_Supplied information:_
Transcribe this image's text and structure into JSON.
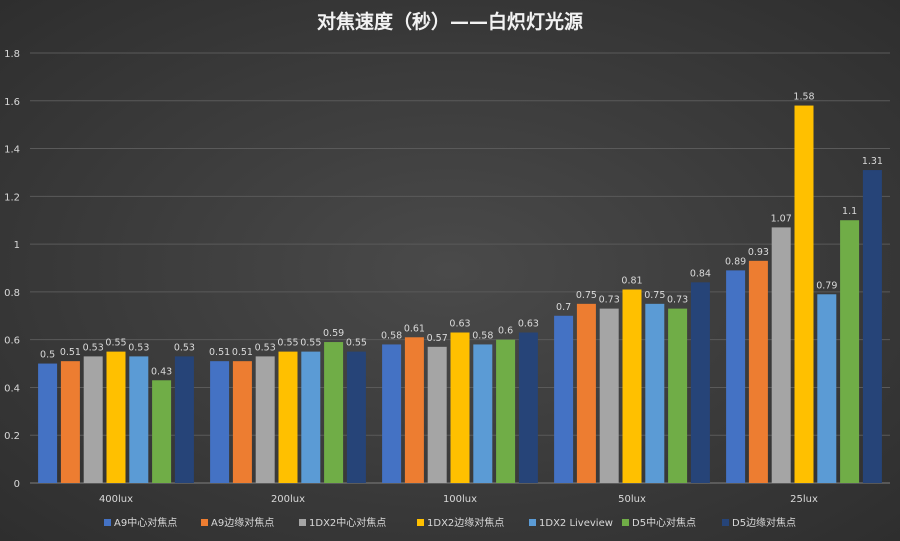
{
  "chart_data": {
    "type": "bar",
    "title": "对焦速度（秒）——白炽灯光源",
    "xlabel": "",
    "ylabel": "",
    "categories": [
      "400lux",
      "200lux",
      "100lux",
      "50lux",
      "25lux"
    ],
    "ylim": [
      0,
      1.8
    ],
    "yticks": [
      "0",
      "0.2",
      "0.4",
      "0.6",
      "0.8",
      "1",
      "1.2",
      "1.4",
      "1.6",
      "1.8"
    ],
    "grid": true,
    "legend_position": "bottom",
    "series": [
      {
        "name": "A9中心对焦点",
        "color": "#4472C4",
        "values": [
          0.5,
          0.51,
          0.58,
          0.7,
          0.89
        ]
      },
      {
        "name": "A9边缘对焦点",
        "color": "#ED7D31",
        "values": [
          0.51,
          0.51,
          0.61,
          0.75,
          0.93
        ]
      },
      {
        "name": "1DX2中心对焦点",
        "color": "#A5A5A5",
        "values": [
          0.53,
          0.53,
          0.57,
          0.73,
          1.07
        ]
      },
      {
        "name": "1DX2边缘对焦点",
        "color": "#FFC000",
        "values": [
          0.55,
          0.55,
          0.63,
          0.81,
          1.58
        ]
      },
      {
        "name": "1DX2 Liveview",
        "color": "#5B9BD5",
        "values": [
          0.53,
          0.55,
          0.58,
          0.75,
          0.79
        ]
      },
      {
        "name": "D5中心对焦点",
        "color": "#70AD47",
        "values": [
          0.43,
          0.59,
          0.6,
          0.73,
          1.1
        ]
      },
      {
        "name": "D5边缘对焦点",
        "color": "#264478",
        "values": [
          0.53,
          0.55,
          0.63,
          0.84,
          1.31
        ]
      }
    ]
  }
}
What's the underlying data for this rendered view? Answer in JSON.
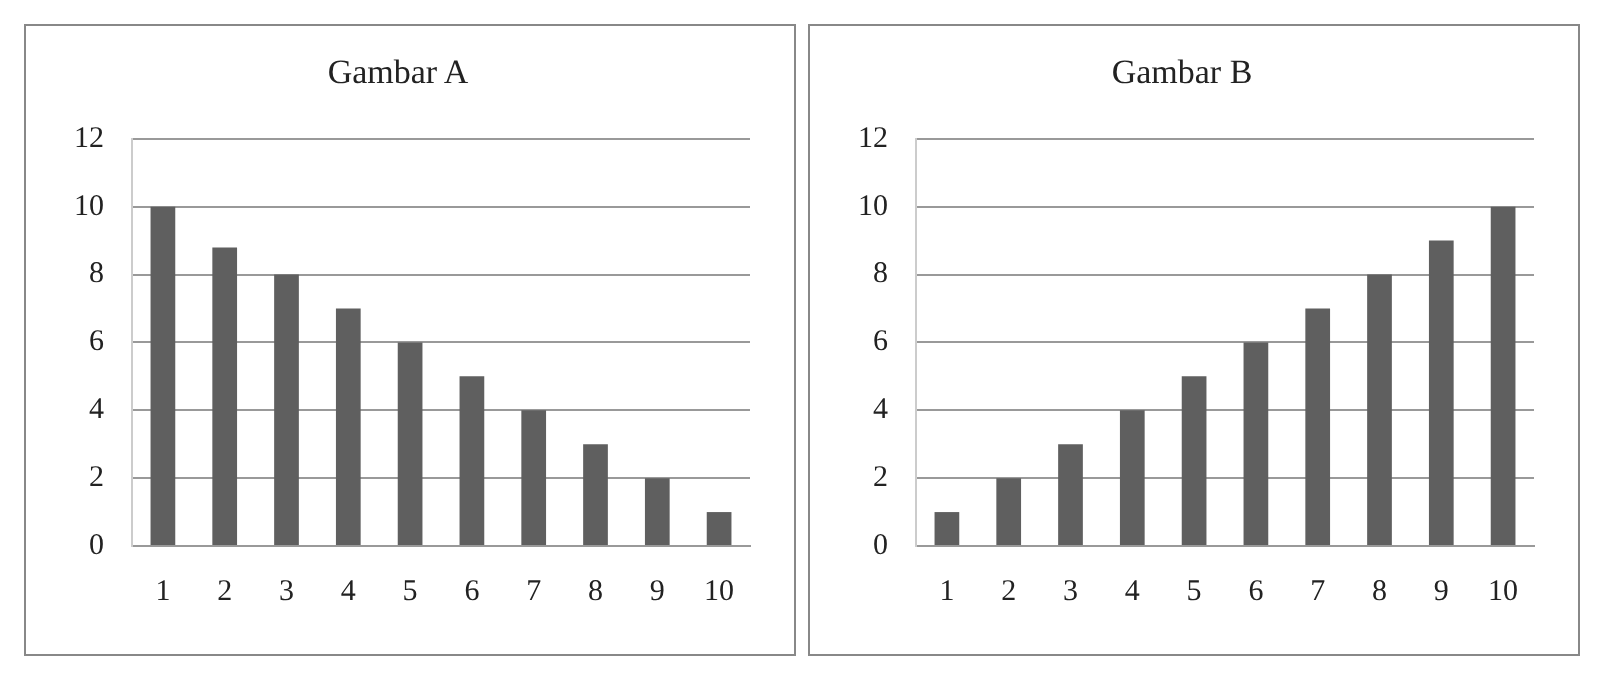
{
  "chart_data": [
    {
      "type": "bar",
      "title": "Gambar A",
      "categories": [
        "1",
        "2",
        "3",
        "4",
        "5",
        "6",
        "7",
        "8",
        "9",
        "10"
      ],
      "values": [
        10,
        8.8,
        8,
        7,
        6,
        5,
        4,
        3,
        2,
        1
      ],
      "color": "#5f5f5f",
      "ylim": [
        0,
        12
      ],
      "yticks": [
        0,
        2,
        4,
        6,
        8,
        10,
        12
      ],
      "grid": "y",
      "legend": false
    },
    {
      "type": "bar",
      "title": "Gambar B",
      "categories": [
        "1",
        "2",
        "3",
        "4",
        "5",
        "6",
        "7",
        "8",
        "9",
        "10"
      ],
      "values": [
        1,
        2,
        3,
        4,
        5,
        6,
        7,
        8,
        9,
        10
      ],
      "color": "#5f5f5f",
      "ylim": [
        0,
        12
      ],
      "yticks": [
        0,
        2,
        4,
        6,
        8,
        10,
        12
      ],
      "grid": "y",
      "legend": false
    }
  ]
}
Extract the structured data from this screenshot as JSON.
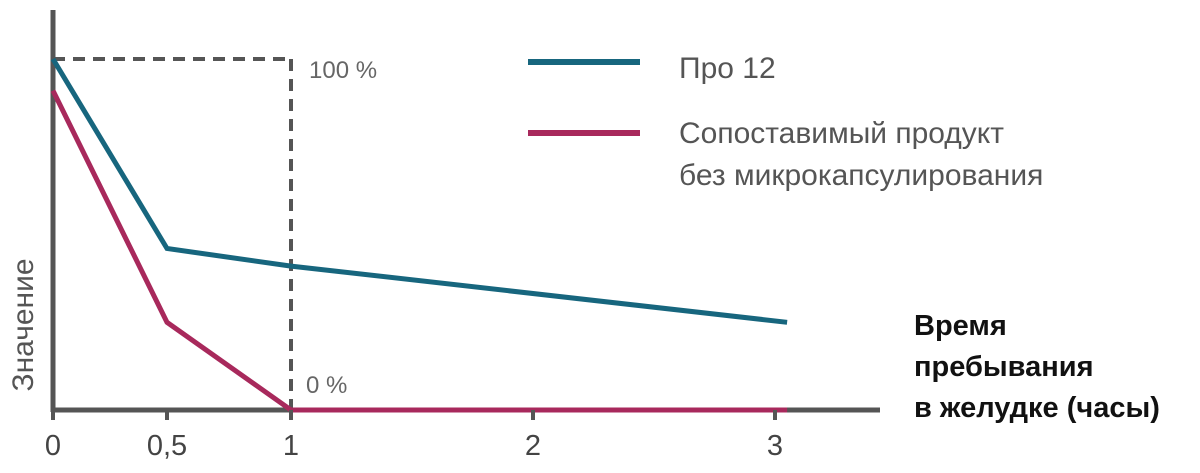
{
  "chart_data": {
    "type": "line",
    "xlabel_lines": [
      "Время",
      "пребывания",
      "в желудке (часы)"
    ],
    "ylabel": "Значение",
    "x_ticks": [
      "0",
      "0,5",
      "1",
      "2",
      "3"
    ],
    "x_tick_values": [
      0,
      0.5,
      1,
      2,
      3
    ],
    "xlim": [
      0,
      3.45
    ],
    "ylim": [
      0,
      100
    ],
    "series": [
      {
        "name": "Про 12",
        "color": "#17667e",
        "x": [
          0,
          0.5,
          1,
          3.05
        ],
        "y": [
          100,
          46,
          41,
          25
        ]
      },
      {
        "name_lines": [
          "Сопоставимый продукт",
          "без микрокапсулирования"
        ],
        "color": "#a8295c",
        "x": [
          0,
          0.5,
          1,
          3.05
        ],
        "y": [
          91,
          25,
          0,
          0
        ]
      }
    ],
    "reference_box": {
      "x_range": [
        0,
        1
      ],
      "y_top": 100,
      "color": "#555555",
      "label_top": "100 %",
      "label_bottom": "0 %"
    },
    "grid": false,
    "legend_position": "top-right"
  }
}
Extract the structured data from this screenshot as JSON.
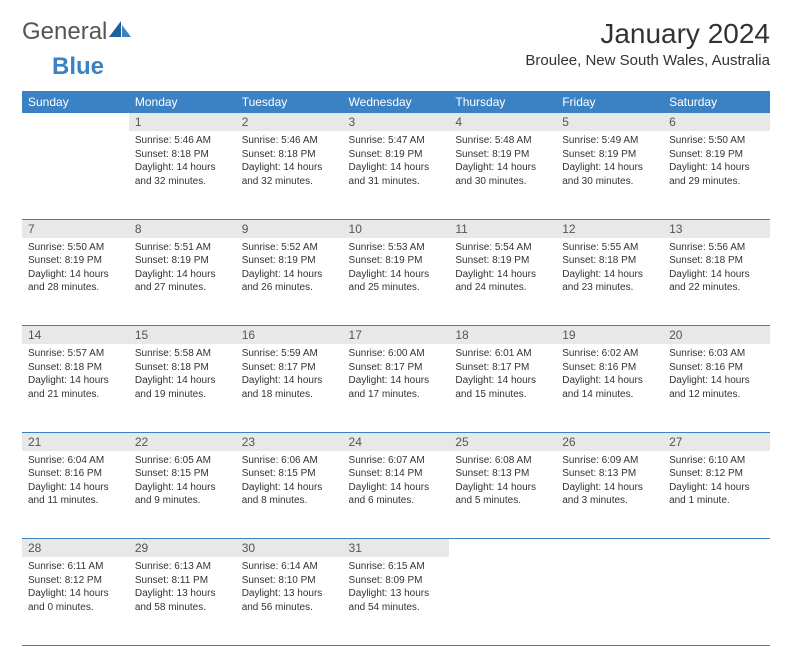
{
  "brand": {
    "part1": "General",
    "part2": "Blue",
    "accent_color": "#3b82c4"
  },
  "title": "January 2024",
  "location": "Broulee, New South Wales, Australia",
  "weekdays": [
    "Sunday",
    "Monday",
    "Tuesday",
    "Wednesday",
    "Thursday",
    "Friday",
    "Saturday"
  ],
  "header_bg": "#3b82c4",
  "header_fg": "#ffffff",
  "daynum_bg": "#e8e8e8",
  "border_color": "#3b82c4",
  "text_color": "#333333",
  "body_fontsize": 10,
  "weeks": [
    [
      {
        "day": "",
        "sunrise": "",
        "sunset": "",
        "daylight": ""
      },
      {
        "day": "1",
        "sunrise": "Sunrise: 5:46 AM",
        "sunset": "Sunset: 8:18 PM",
        "daylight": "Daylight: 14 hours and 32 minutes."
      },
      {
        "day": "2",
        "sunrise": "Sunrise: 5:46 AM",
        "sunset": "Sunset: 8:18 PM",
        "daylight": "Daylight: 14 hours and 32 minutes."
      },
      {
        "day": "3",
        "sunrise": "Sunrise: 5:47 AM",
        "sunset": "Sunset: 8:19 PM",
        "daylight": "Daylight: 14 hours and 31 minutes."
      },
      {
        "day": "4",
        "sunrise": "Sunrise: 5:48 AM",
        "sunset": "Sunset: 8:19 PM",
        "daylight": "Daylight: 14 hours and 30 minutes."
      },
      {
        "day": "5",
        "sunrise": "Sunrise: 5:49 AM",
        "sunset": "Sunset: 8:19 PM",
        "daylight": "Daylight: 14 hours and 30 minutes."
      },
      {
        "day": "6",
        "sunrise": "Sunrise: 5:50 AM",
        "sunset": "Sunset: 8:19 PM",
        "daylight": "Daylight: 14 hours and 29 minutes."
      }
    ],
    [
      {
        "day": "7",
        "sunrise": "Sunrise: 5:50 AM",
        "sunset": "Sunset: 8:19 PM",
        "daylight": "Daylight: 14 hours and 28 minutes."
      },
      {
        "day": "8",
        "sunrise": "Sunrise: 5:51 AM",
        "sunset": "Sunset: 8:19 PM",
        "daylight": "Daylight: 14 hours and 27 minutes."
      },
      {
        "day": "9",
        "sunrise": "Sunrise: 5:52 AM",
        "sunset": "Sunset: 8:19 PM",
        "daylight": "Daylight: 14 hours and 26 minutes."
      },
      {
        "day": "10",
        "sunrise": "Sunrise: 5:53 AM",
        "sunset": "Sunset: 8:19 PM",
        "daylight": "Daylight: 14 hours and 25 minutes."
      },
      {
        "day": "11",
        "sunrise": "Sunrise: 5:54 AM",
        "sunset": "Sunset: 8:19 PM",
        "daylight": "Daylight: 14 hours and 24 minutes."
      },
      {
        "day": "12",
        "sunrise": "Sunrise: 5:55 AM",
        "sunset": "Sunset: 8:18 PM",
        "daylight": "Daylight: 14 hours and 23 minutes."
      },
      {
        "day": "13",
        "sunrise": "Sunrise: 5:56 AM",
        "sunset": "Sunset: 8:18 PM",
        "daylight": "Daylight: 14 hours and 22 minutes."
      }
    ],
    [
      {
        "day": "14",
        "sunrise": "Sunrise: 5:57 AM",
        "sunset": "Sunset: 8:18 PM",
        "daylight": "Daylight: 14 hours and 21 minutes."
      },
      {
        "day": "15",
        "sunrise": "Sunrise: 5:58 AM",
        "sunset": "Sunset: 8:18 PM",
        "daylight": "Daylight: 14 hours and 19 minutes."
      },
      {
        "day": "16",
        "sunrise": "Sunrise: 5:59 AM",
        "sunset": "Sunset: 8:17 PM",
        "daylight": "Daylight: 14 hours and 18 minutes."
      },
      {
        "day": "17",
        "sunrise": "Sunrise: 6:00 AM",
        "sunset": "Sunset: 8:17 PM",
        "daylight": "Daylight: 14 hours and 17 minutes."
      },
      {
        "day": "18",
        "sunrise": "Sunrise: 6:01 AM",
        "sunset": "Sunset: 8:17 PM",
        "daylight": "Daylight: 14 hours and 15 minutes."
      },
      {
        "day": "19",
        "sunrise": "Sunrise: 6:02 AM",
        "sunset": "Sunset: 8:16 PM",
        "daylight": "Daylight: 14 hours and 14 minutes."
      },
      {
        "day": "20",
        "sunrise": "Sunrise: 6:03 AM",
        "sunset": "Sunset: 8:16 PM",
        "daylight": "Daylight: 14 hours and 12 minutes."
      }
    ],
    [
      {
        "day": "21",
        "sunrise": "Sunrise: 6:04 AM",
        "sunset": "Sunset: 8:16 PM",
        "daylight": "Daylight: 14 hours and 11 minutes."
      },
      {
        "day": "22",
        "sunrise": "Sunrise: 6:05 AM",
        "sunset": "Sunset: 8:15 PM",
        "daylight": "Daylight: 14 hours and 9 minutes."
      },
      {
        "day": "23",
        "sunrise": "Sunrise: 6:06 AM",
        "sunset": "Sunset: 8:15 PM",
        "daylight": "Daylight: 14 hours and 8 minutes."
      },
      {
        "day": "24",
        "sunrise": "Sunrise: 6:07 AM",
        "sunset": "Sunset: 8:14 PM",
        "daylight": "Daylight: 14 hours and 6 minutes."
      },
      {
        "day": "25",
        "sunrise": "Sunrise: 6:08 AM",
        "sunset": "Sunset: 8:13 PM",
        "daylight": "Daylight: 14 hours and 5 minutes."
      },
      {
        "day": "26",
        "sunrise": "Sunrise: 6:09 AM",
        "sunset": "Sunset: 8:13 PM",
        "daylight": "Daylight: 14 hours and 3 minutes."
      },
      {
        "day": "27",
        "sunrise": "Sunrise: 6:10 AM",
        "sunset": "Sunset: 8:12 PM",
        "daylight": "Daylight: 14 hours and 1 minute."
      }
    ],
    [
      {
        "day": "28",
        "sunrise": "Sunrise: 6:11 AM",
        "sunset": "Sunset: 8:12 PM",
        "daylight": "Daylight: 14 hours and 0 minutes."
      },
      {
        "day": "29",
        "sunrise": "Sunrise: 6:13 AM",
        "sunset": "Sunset: 8:11 PM",
        "daylight": "Daylight: 13 hours and 58 minutes."
      },
      {
        "day": "30",
        "sunrise": "Sunrise: 6:14 AM",
        "sunset": "Sunset: 8:10 PM",
        "daylight": "Daylight: 13 hours and 56 minutes."
      },
      {
        "day": "31",
        "sunrise": "Sunrise: 6:15 AM",
        "sunset": "Sunset: 8:09 PM",
        "daylight": "Daylight: 13 hours and 54 minutes."
      },
      {
        "day": "",
        "sunrise": "",
        "sunset": "",
        "daylight": ""
      },
      {
        "day": "",
        "sunrise": "",
        "sunset": "",
        "daylight": ""
      },
      {
        "day": "",
        "sunrise": "",
        "sunset": "",
        "daylight": ""
      }
    ]
  ]
}
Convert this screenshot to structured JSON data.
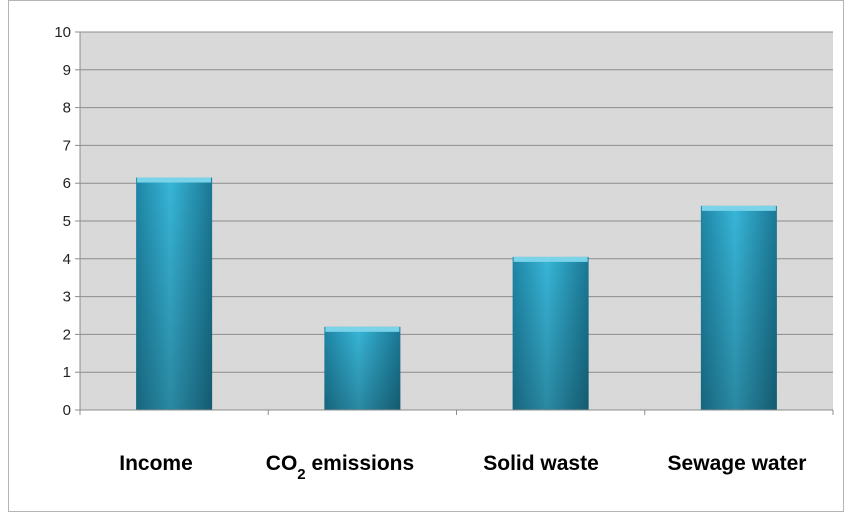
{
  "chart_data": {
    "type": "bar",
    "categories": [
      "Income",
      "CO2 emissions",
      "Solid waste",
      "Sewage water"
    ],
    "values": [
      6.15,
      2.2,
      4.05,
      5.4
    ],
    "y_ticks": [
      "0",
      "1",
      "2",
      "3",
      "4",
      "5",
      "6",
      "7",
      "8",
      "9",
      "10"
    ],
    "ylim": [
      0,
      10
    ],
    "grid": true,
    "title": "",
    "xlabel": "",
    "ylabel": "",
    "legend": "none"
  },
  "colors": {
    "plot_background": "#d9d9d9",
    "gridline": "#8c8c8c",
    "bar": "#2fa7c9",
    "bar_dark": "#1a7895",
    "bar_light": "#7bd3ea"
  }
}
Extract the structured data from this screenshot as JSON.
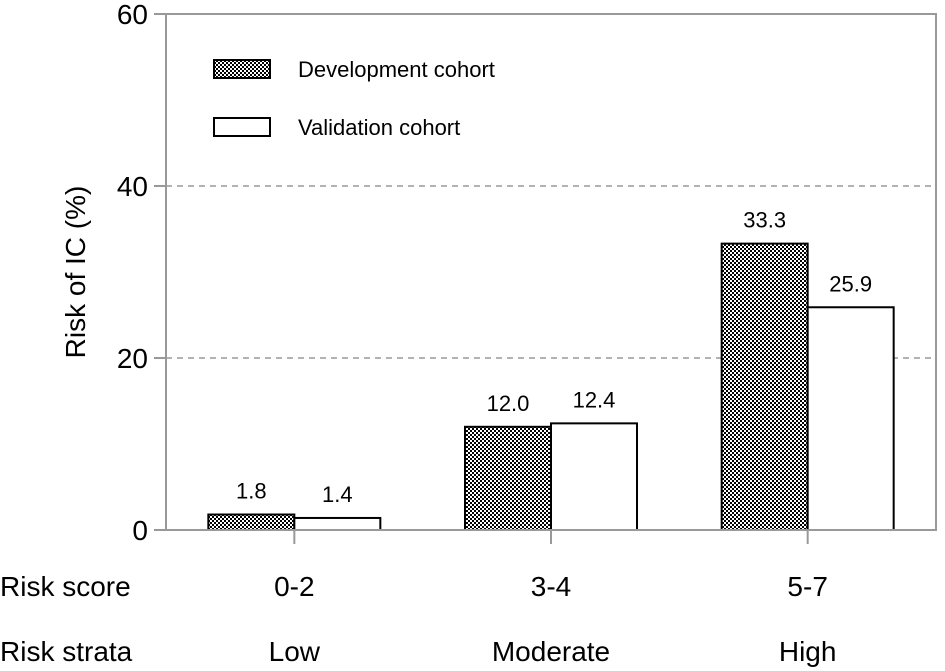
{
  "chart_data": {
    "type": "bar",
    "ylabel": "Risk of IC (%)",
    "ylim": [
      0,
      60
    ],
    "yticks": [
      0,
      20,
      40,
      60
    ],
    "gridlines": [
      20,
      40
    ],
    "categories": [
      "0-2",
      "3-4",
      "5-7"
    ],
    "strata": [
      "Low",
      "Moderate",
      "High"
    ],
    "row_titles": {
      "score": "Risk score",
      "strata": "Risk strata"
    },
    "series": [
      {
        "name": "Development cohort",
        "pattern": "checkered",
        "values": [
          1.8,
          12.0,
          33.3
        ],
        "labels": [
          "1.8",
          "12.0",
          "33.3"
        ]
      },
      {
        "name": "Validation cohort",
        "pattern": "white",
        "values": [
          1.4,
          12.4,
          25.9
        ],
        "labels": [
          "1.4",
          "12.4",
          "25.9"
        ]
      }
    ],
    "legend": {
      "position": "top-left"
    }
  }
}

_Requirement:_
Using the data above, say how many lines include "cohort". No other reply is needed.

_Full solution:_
2